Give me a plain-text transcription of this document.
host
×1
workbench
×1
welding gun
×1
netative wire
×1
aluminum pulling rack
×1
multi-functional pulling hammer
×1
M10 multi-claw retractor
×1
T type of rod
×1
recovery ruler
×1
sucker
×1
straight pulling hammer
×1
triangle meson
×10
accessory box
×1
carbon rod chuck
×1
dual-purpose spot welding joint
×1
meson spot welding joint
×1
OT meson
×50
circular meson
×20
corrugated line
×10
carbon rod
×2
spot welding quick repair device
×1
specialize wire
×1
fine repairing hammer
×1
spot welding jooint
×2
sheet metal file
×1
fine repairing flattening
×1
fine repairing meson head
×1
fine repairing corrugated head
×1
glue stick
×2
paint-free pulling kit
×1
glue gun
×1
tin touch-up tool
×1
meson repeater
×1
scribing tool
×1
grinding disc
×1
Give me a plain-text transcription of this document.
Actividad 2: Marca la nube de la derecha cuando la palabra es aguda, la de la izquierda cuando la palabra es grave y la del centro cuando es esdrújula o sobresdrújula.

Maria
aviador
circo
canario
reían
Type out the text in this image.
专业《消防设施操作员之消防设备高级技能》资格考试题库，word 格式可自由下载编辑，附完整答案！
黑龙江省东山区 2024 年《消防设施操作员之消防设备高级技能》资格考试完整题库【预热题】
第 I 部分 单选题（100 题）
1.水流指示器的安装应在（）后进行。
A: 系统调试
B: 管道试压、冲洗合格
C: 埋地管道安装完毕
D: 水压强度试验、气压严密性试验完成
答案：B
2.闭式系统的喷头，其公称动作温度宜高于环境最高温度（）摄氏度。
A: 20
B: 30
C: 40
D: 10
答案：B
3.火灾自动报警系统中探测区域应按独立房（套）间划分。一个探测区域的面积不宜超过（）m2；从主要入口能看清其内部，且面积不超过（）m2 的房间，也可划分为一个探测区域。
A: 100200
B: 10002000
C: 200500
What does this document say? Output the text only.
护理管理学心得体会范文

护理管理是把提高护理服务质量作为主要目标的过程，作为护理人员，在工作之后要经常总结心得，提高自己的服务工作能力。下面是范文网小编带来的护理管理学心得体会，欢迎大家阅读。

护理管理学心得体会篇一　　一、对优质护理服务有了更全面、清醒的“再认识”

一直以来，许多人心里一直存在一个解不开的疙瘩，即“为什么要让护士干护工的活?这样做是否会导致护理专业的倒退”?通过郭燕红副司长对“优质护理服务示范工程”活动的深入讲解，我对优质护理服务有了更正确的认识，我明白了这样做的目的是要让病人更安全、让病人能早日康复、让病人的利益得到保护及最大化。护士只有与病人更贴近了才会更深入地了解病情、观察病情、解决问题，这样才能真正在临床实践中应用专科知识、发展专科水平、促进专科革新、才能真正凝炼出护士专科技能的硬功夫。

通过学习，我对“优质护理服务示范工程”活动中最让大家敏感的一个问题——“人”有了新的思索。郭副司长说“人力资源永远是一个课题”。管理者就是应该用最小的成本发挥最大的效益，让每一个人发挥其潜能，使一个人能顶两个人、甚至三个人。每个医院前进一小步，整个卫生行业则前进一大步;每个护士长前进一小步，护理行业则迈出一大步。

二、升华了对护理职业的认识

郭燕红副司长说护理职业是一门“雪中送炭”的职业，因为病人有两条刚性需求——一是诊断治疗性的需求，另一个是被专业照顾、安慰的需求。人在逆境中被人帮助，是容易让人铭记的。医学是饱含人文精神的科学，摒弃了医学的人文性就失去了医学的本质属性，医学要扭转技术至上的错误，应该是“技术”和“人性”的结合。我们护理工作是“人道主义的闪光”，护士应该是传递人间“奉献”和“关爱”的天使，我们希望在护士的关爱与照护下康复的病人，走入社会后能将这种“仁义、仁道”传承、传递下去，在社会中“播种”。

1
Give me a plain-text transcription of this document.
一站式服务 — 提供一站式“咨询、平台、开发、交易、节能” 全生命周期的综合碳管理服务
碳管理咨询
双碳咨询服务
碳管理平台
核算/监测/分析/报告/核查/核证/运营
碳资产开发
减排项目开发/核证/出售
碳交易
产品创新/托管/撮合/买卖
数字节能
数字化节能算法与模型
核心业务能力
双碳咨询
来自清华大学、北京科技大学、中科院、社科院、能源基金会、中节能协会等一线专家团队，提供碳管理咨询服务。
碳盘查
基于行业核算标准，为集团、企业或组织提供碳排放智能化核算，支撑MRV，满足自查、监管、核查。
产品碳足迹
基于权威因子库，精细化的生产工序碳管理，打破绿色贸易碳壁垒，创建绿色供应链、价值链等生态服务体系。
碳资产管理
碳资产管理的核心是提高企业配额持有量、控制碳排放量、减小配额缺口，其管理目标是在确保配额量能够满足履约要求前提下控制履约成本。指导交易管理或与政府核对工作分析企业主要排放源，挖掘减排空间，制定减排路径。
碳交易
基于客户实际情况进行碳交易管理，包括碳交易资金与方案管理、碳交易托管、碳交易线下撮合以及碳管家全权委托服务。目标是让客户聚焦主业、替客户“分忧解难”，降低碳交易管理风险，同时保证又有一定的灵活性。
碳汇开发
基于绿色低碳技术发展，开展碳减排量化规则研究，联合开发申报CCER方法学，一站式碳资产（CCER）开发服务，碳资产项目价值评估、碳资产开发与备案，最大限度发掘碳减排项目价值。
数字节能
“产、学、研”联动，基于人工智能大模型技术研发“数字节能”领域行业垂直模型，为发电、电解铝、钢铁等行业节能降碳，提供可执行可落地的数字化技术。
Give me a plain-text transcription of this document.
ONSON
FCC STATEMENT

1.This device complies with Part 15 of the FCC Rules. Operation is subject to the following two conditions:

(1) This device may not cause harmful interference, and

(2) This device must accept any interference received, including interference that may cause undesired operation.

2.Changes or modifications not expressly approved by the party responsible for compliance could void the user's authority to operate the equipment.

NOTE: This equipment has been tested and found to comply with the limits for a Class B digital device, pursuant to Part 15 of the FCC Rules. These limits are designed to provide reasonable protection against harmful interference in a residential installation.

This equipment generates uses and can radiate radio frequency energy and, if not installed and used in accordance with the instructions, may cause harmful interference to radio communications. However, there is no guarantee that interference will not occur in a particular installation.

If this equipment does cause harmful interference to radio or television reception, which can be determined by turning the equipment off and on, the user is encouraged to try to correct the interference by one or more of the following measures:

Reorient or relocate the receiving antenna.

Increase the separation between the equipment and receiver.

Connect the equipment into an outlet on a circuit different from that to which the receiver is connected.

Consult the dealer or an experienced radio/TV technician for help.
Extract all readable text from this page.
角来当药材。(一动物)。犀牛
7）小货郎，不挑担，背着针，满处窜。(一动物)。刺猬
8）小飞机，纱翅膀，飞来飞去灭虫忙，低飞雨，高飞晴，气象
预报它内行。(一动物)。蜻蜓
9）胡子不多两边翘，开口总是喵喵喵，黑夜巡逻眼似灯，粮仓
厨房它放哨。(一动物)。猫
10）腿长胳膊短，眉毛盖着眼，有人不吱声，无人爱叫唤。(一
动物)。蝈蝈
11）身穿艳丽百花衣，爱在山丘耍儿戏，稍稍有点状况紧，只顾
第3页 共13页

Task to complete: Copy every line of the records word for word.

Full output:
Give me a plain-text transcription of this document.
host
×1
workbench
×1
welding gun
×1
netative wire
×1
aluminum pulling rack
×1
multi-functional pulling hammer
×1
M10 multi-claw retractor
×1
T type of rod
×1
recovery ruler
×1
sucker
×1
straight pulling hammer
×1
triangle meson
×10
accessory box
×1
carbon rod chuck
×1
dual-purpose spot welding joint
×1
meson spot welding joint
×1
OT meson
×50
circular meson
×20
corrugated line
×10
carbon rod
×2
spot welding quick repair device
×1
specialize wire
×1
fine repairing hammer
×1
spot welding jooint
×2
sheet metal file
×1
fine repairing flattening
×1
fine repairing meson head
×1
fine repairing corrugated head
×1
glue stick
×2
paint-free pulling kit
×1
glue gun
×1
tin touch-up tool
×1
meson repeater
×1
scribing tool
×1
grinding disc
×1
Give me a plain-text transcription of this document.
Actividad 2: Marca la nube de la derecha cuando la palabra es aguda, la de la izquierda cuando la palabra es grave y la del centro cuando es esdrújula o sobresdrújula.

Maria
aviador
circo
canario
reían
Type out the text in this image.
专业《消防设施操作员之消防设备高级技能》资格考试题库，word 格式可自由下载编辑，附完整答案！
黑龙江省东山区 2024 年《消防设施操作员之消防设备高级技能》资格考试完整题库【预热题】
第 I 部分 单选题（100 题）
1.水流指示器的安装应在（）后进行。
A: 系统调试
B: 管道试压、冲洗合格
C: 埋地管道安装完毕
D: 水压强度试验、气压严密性试验完成
答案：B
2.闭式系统的喷头，其公称动作温度宜高于环境最高温度（）摄氏度。
A: 20
B: 30
C: 40
D: 10
答案：B
3.火灾自动报警系统中探测区域应按独立房（套）间划分。一个探测区域的面积不宜超过（）m2；从主要入口能看清其内部，且面积不超过（）m2 的房间，也可划分为一个探测区域。
A: 100200
B: 10002000
C: 200500
What does this document say? Output the text only.
护理管理学心得体会范文

护理管理是把提高护理服务质量作为主要目标的过程，作为护理人员，在工作之后要经常总结心得，提高自己的服务工作能力。下面是范文网小编带来的护理管理学心得体会，欢迎大家阅读。

护理管理学心得体会篇一　　一、对优质护理服务有了更全面、清醒的“再认识”

一直以来，许多人心里一直存在一个解不开的疙瘩，即“为什么要让护士干护工的活?这样做是否会导致护理专业的倒退”?通过郭燕红副司长对“优质护理服务示范工程”活动的深入讲解，我对优质护理服务有了更正确的认识，我明白了这样做的目的是要让病人更安全、让病人能早日康复、让病人的利益得到保护及最大化。护士只有与病人更贴近了才会更深入地了解病情、观察病情、解决问题，这样才能真正在临床实践中应用专科知识、发展专科水平、促进专科革新、才能真正凝炼出护士专科技能的硬功夫。

通过学习，我对“优质护理服务示范工程”活动中最让大家敏感的一个问题——“人”有了新的思索。郭副司长说“人力资源永远是一个课题”。管理者就是应该用最小的成本发挥最大的效益，让每一个人发挥其潜能，使一个人能顶两个人、甚至三个人。每个医院前进一小步，整个卫生行业则前进一大步;每个护士长前进一小步，护理行业则迈出一大步。

二、升华了对护理职业的认识

郭燕红副司长说护理职业是一门“雪中送炭”的职业，因为病人有两条刚性需求——一是诊断治疗性的需求，另一个是被专业照顾、安慰的需求。人在逆境中被人帮助，是容易让人铭记的。医学是饱含人文精神的科学，摒弃了医学的人文性就失去了医学的本质属性，医学要扭转技术至上的错误，应该是“技术”和“人性”的结合。我们护理工作是“人道主义的闪光”，护士应该是传递人间“奉献”和“关爱”的天使，我们希望在护士的关爱与照护下康复的病人，走入社会后能将这种“仁义、仁道”传承、传递下去，在社会中“播种”。

1
Give me a plain-text transcription of this document.
一站式服务 — 提供一站式“咨询、平台、开发、交易、节能” 全生命周期的综合碳管理服务
碳管理咨询
双碳咨询服务
碳管理平台
核算/监测/分析/报告/核查/核证/运营
碳资产开发
减排项目开发/核证/出售
碳交易
产品创新/托管/撮合/买卖
数字节能
数字化节能算法与模型
核心业务能力
双碳咨询
来自清华大学、北京科技大学、中科院、社科院、能源基金会、中节能协会等一线专家团队，提供碳管理咨询服务。
碳盘查
基于行业核算标准，为集团、企业或组织提供碳排放智能化核算，支撑MRV，满足自查、监管、核查。
产品碳足迹
基于权威因子库，精细化的生产工序碳管理，打破绿色贸易碳壁垒，创建绿色供应链、价值链等生态服务体系。
碳资产管理
碳资产管理的核心是提高企业配额持有量、控制碳排放量、减小配额缺口，其管理目标是在确保配额量能够满足履约要求前提下控制履约成本。指导交易管理或与政府核对工作分析企业主要排放源，挖掘减排空间，制定减排路径。
碳交易
基于客户实际情况进行碳交易管理，包括碳交易资金与方案管理、碳交易托管、碳交易线下撮合以及碳管家全权委托服务。目标是让客户聚焦主业、替客户“分忧解难”，降低碳交易管理风险，同时保证又有一定的灵活性。
碳汇开发
基于绿色低碳技术发展，开展碳减排量化规则研究，联合开发申报CCER方法学，一站式碳资产（CCER）开发服务，碳资产项目价值评估、碳资产开发与备案，最大限度发掘碳减排项目价值。
数字节能
“产、学、研”联动，基于人工智能大模型技术研发“数字节能”领域行业垂直模型，为发电、电解铝、钢铁等行业节能降碳，提供可执行可落地的数字化技术。
Give me a plain-text transcription of this document.
ONSON
FCC STATEMENT

1.This device complies with Part 15 of the FCC Rules. Operation is subject to the following two conditions:

(1) This device may not cause harmful interference, and

(2) This device must accept any interference received, including interference that may cause undesired operation.

2.Changes or modifications not expressly approved by the party responsible for compliance could void the user's authority to operate the equipment.

NOTE: This equipment has been tested and found to comply with the limits for a Class B digital device, pursuant to Part 15 of the FCC Rules. These limits are designed to provide reasonable protection against harmful interference in a residential installation.

This equipment generates uses and can radiate radio frequency energy and, if not installed and used in accordance with the instructions, may cause harmful interference to radio communications. However, there is no guarantee that interference will not occur in a particular installation.

If this equipment does cause harmful interference to radio or television reception, which can be determined by turning the equipment off and on, the user is encouraged to try to correct the interference by one or more of the following measures:

Reorient or relocate the receiving antenna.

Increase the separation between the equipment and receiver.

Connect the equipment into an outlet on a circuit different from that to which the receiver is connected.

Consult the dealer or an experienced radio/TV technician for help.
Extract all readable text from this page.
角来当药材。(一动物)。犀牛
7）小货郎，不挑担，背着针，满处窜。(一动物)。刺猬
8）小飞机，纱翅膀，飞来飞去灭虫忙，低飞雨，高飞晴，气象
预报它内行。(一动物)。蜻蜓
9）胡子不多两边翘，开口总是喵喵喵，黑夜巡逻眼似灯，粮仓
厨房它放哨。(一动物)。猫
10）腿长胳膊短，眉毛盖着眼，有人不吱声，无人爱叫唤。(一
动物)。蝈蝈
11）身穿艳丽百花衣，爱在山丘耍儿戏，稍稍有点状况紧，只顾
第3页 共13页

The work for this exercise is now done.